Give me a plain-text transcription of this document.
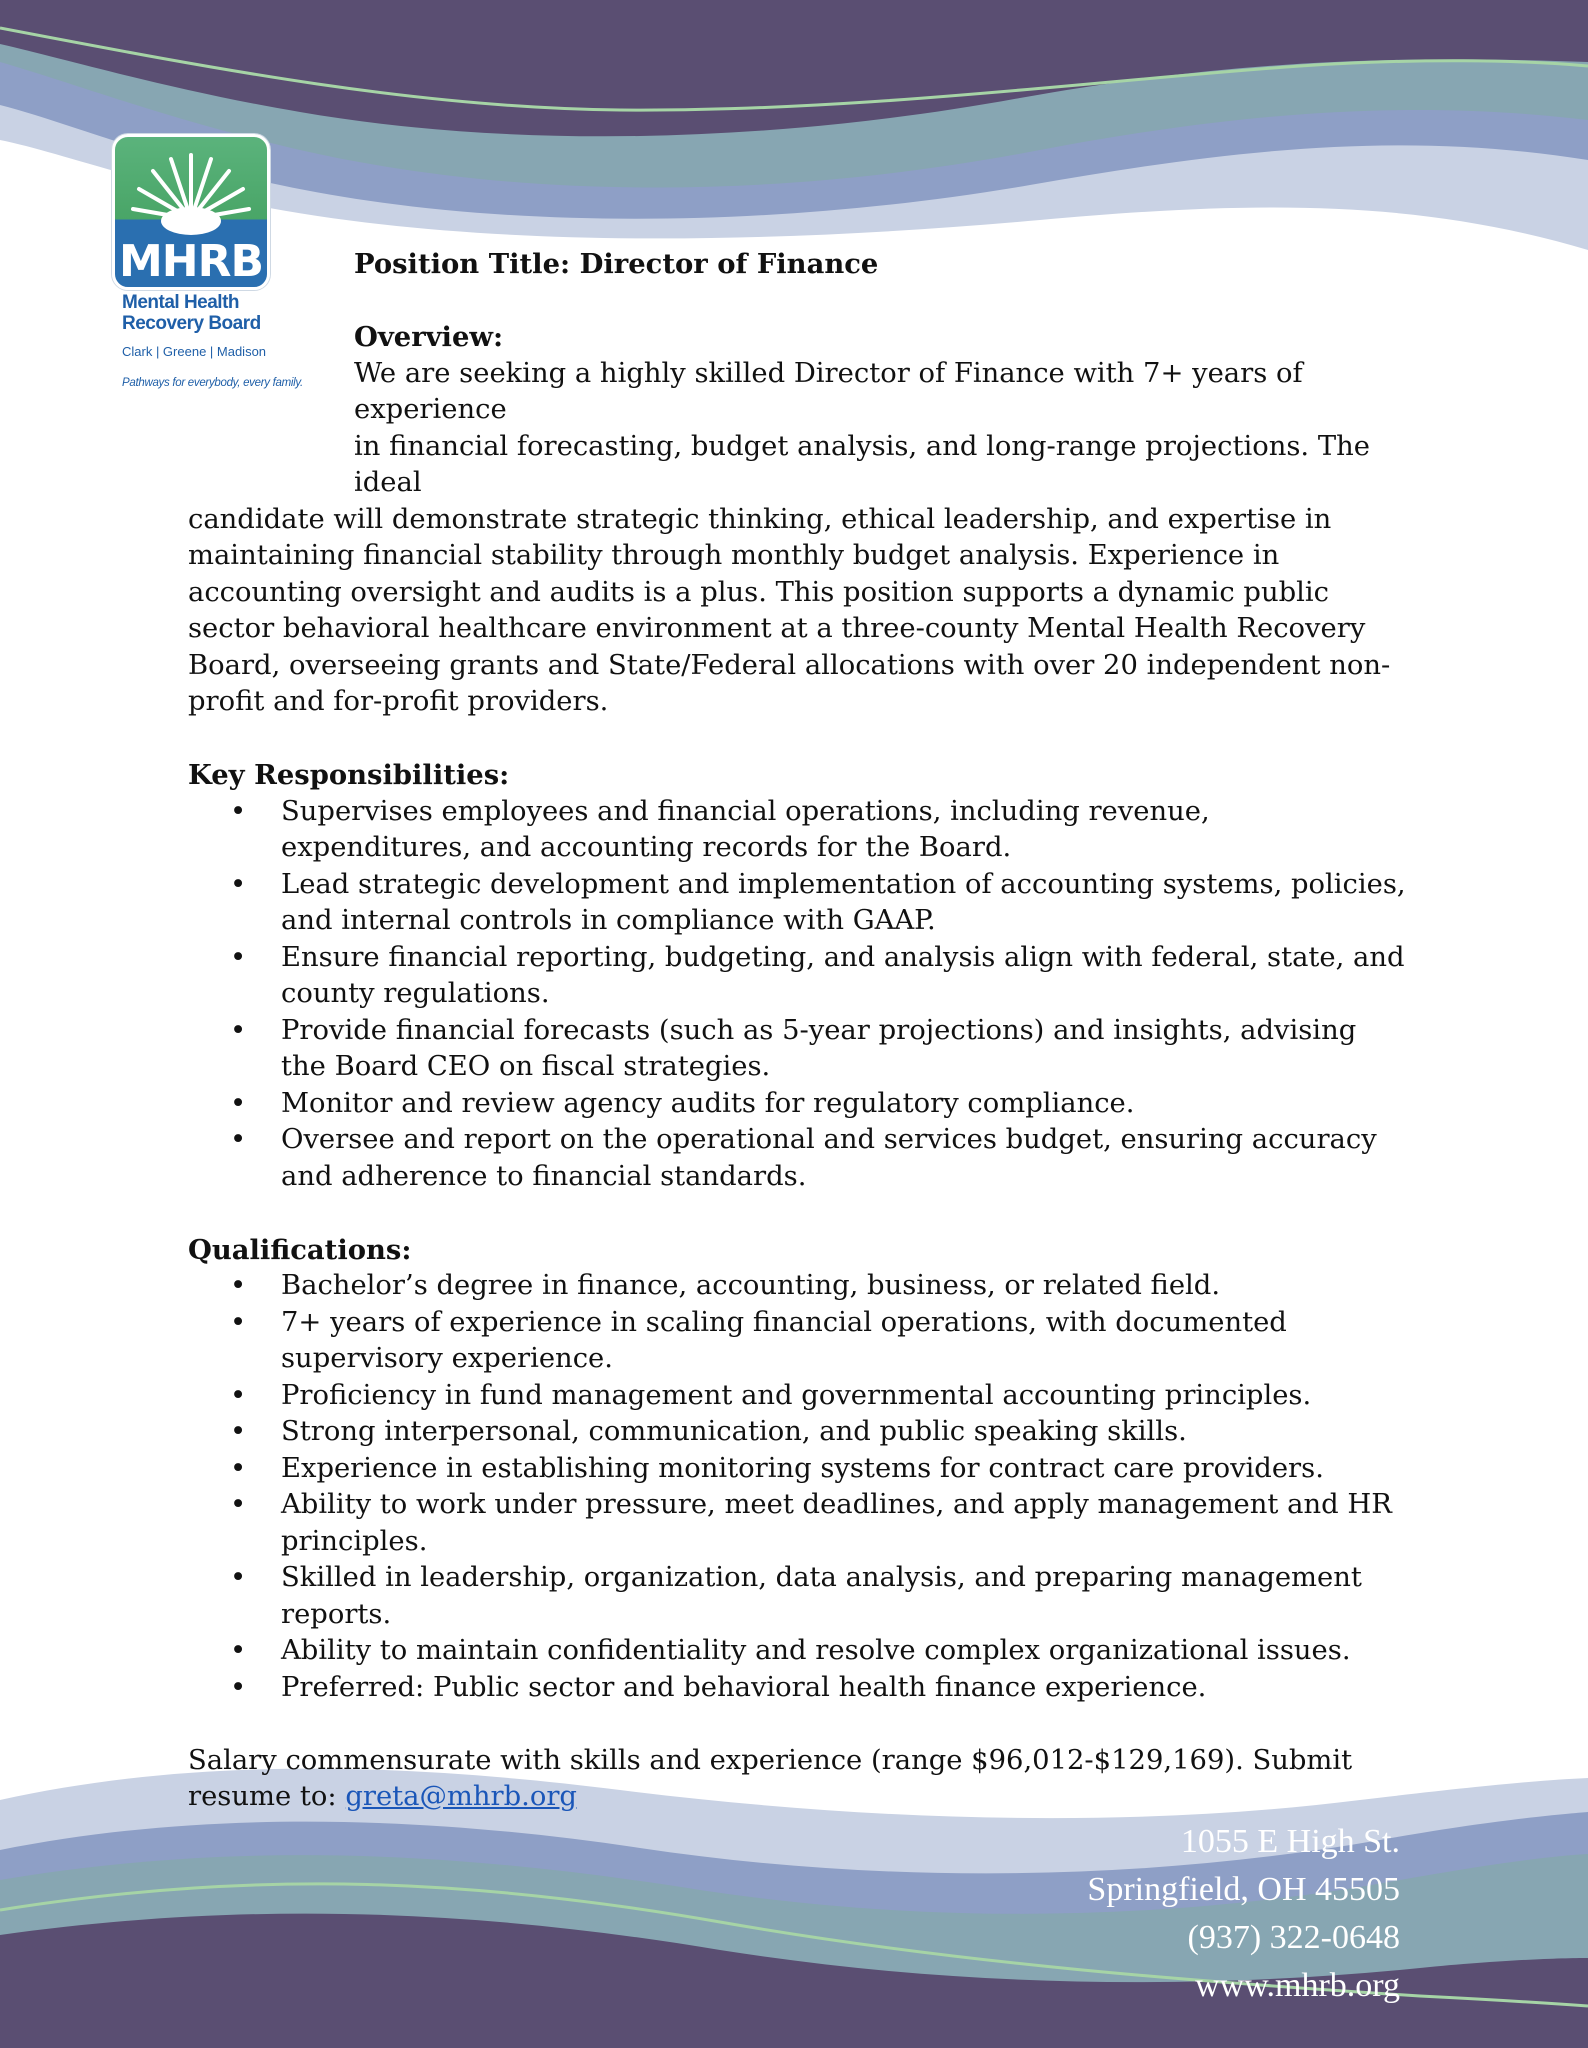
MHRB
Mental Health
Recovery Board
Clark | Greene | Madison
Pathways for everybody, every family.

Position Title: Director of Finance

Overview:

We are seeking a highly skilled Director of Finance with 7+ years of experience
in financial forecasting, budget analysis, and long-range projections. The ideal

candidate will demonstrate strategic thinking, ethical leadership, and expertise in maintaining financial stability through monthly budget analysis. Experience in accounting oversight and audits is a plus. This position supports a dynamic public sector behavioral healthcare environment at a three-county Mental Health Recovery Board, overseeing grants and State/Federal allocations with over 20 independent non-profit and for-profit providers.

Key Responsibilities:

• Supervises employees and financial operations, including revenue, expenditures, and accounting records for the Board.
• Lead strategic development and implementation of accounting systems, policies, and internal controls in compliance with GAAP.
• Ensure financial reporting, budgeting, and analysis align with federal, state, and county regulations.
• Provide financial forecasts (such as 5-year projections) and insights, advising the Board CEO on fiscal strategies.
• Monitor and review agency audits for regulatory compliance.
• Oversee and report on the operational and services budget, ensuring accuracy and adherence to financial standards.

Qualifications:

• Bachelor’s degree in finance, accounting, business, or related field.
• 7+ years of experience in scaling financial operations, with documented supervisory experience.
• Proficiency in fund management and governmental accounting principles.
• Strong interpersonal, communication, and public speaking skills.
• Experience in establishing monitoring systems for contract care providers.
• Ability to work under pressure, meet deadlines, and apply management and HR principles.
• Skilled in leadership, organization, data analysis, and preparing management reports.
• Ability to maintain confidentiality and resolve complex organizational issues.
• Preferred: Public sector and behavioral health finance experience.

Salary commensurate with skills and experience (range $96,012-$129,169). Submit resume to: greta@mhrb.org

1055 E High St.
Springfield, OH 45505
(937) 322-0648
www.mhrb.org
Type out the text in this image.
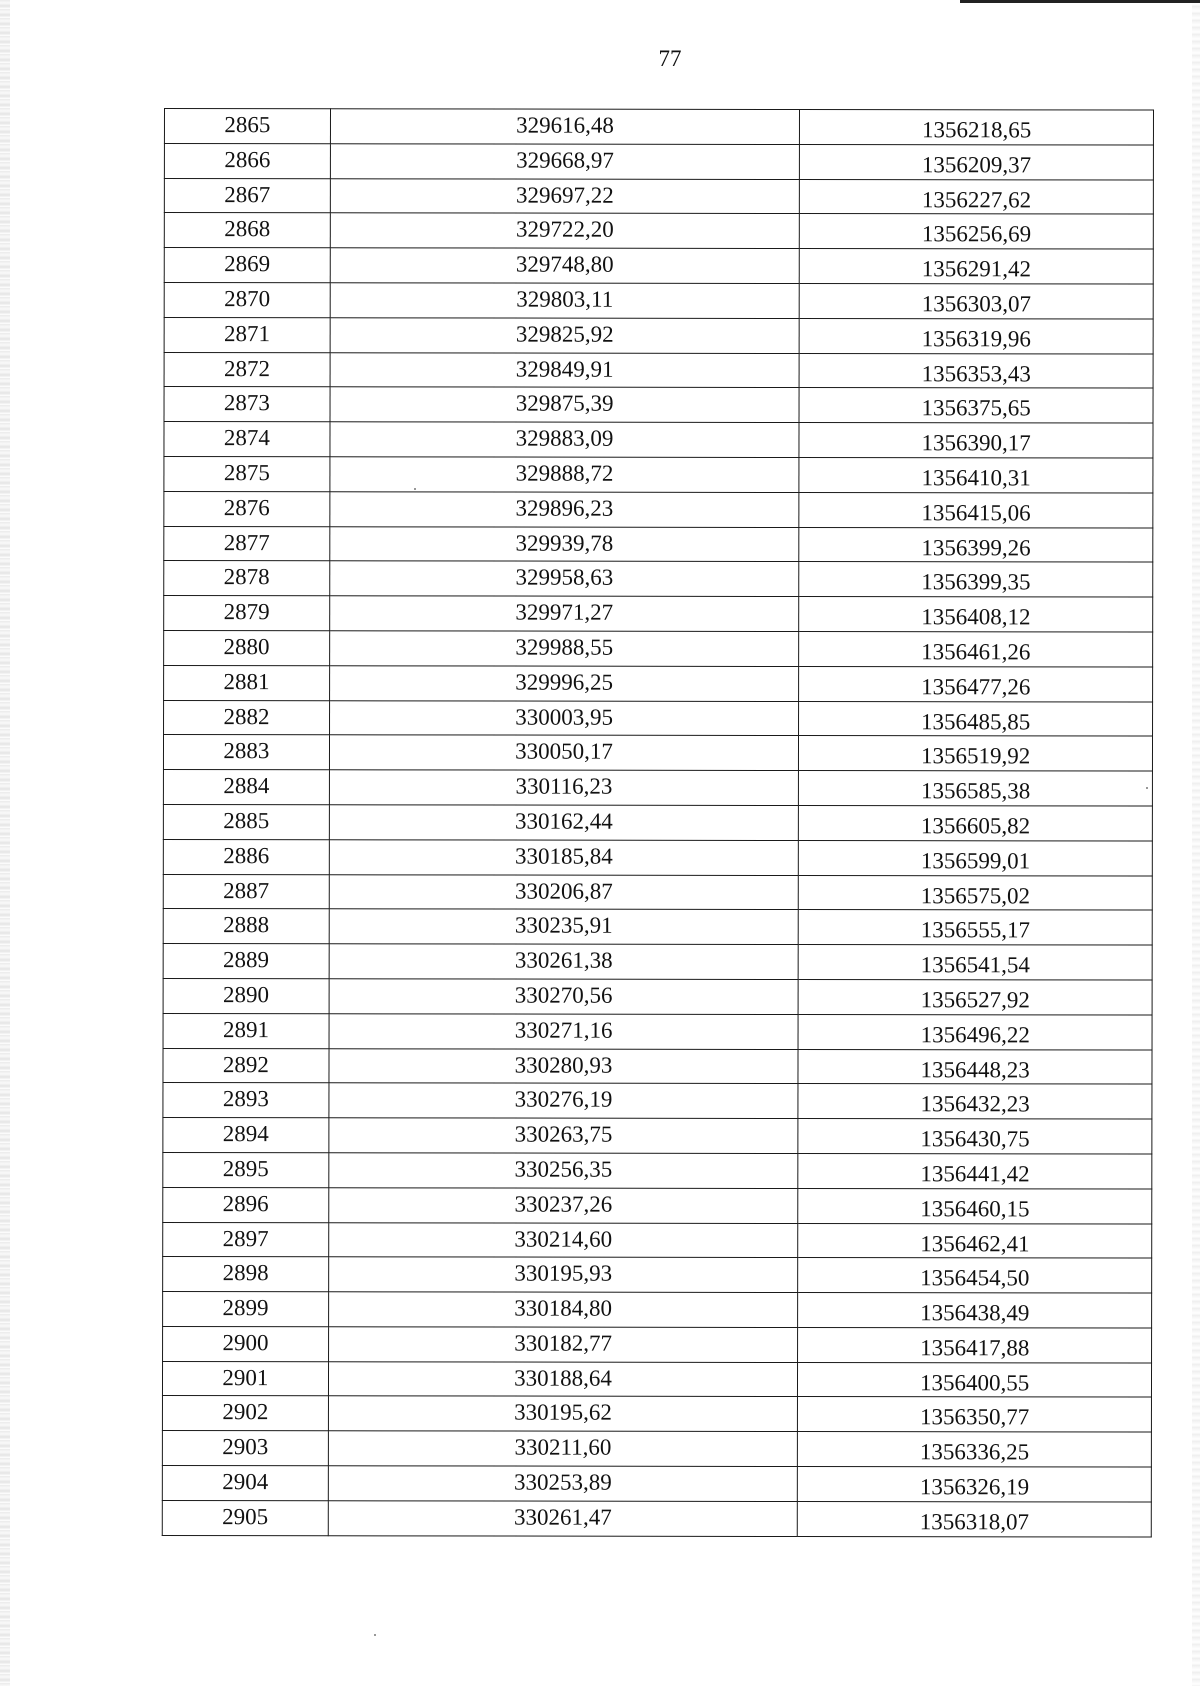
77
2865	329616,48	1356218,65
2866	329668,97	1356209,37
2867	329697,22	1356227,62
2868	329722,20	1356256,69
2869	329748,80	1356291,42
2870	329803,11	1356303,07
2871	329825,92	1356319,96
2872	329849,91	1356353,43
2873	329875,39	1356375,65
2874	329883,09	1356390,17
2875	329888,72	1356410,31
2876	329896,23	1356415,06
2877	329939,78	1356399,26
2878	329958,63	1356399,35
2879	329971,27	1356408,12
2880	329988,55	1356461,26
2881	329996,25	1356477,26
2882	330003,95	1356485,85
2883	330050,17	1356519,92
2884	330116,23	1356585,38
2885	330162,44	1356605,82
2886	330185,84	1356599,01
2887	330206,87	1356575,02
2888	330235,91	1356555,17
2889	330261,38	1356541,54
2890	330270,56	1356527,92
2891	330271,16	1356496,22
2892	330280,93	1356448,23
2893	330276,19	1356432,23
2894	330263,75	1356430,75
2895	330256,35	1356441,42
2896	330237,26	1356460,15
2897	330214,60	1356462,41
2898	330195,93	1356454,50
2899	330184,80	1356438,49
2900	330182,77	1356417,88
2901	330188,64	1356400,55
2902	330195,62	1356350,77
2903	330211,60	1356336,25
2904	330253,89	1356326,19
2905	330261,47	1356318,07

○ ○ ○

* WHAT THE TASK REQUIRES: Pick out lines containing the word "skills", each one as written.

* REPLY TO THE TASK:
• Strong interpersonal, communication, and public speaking skills.
Salary commensurate with skills and experience (range $96,012-$129,169). Submit resume to: greta@mhrb.org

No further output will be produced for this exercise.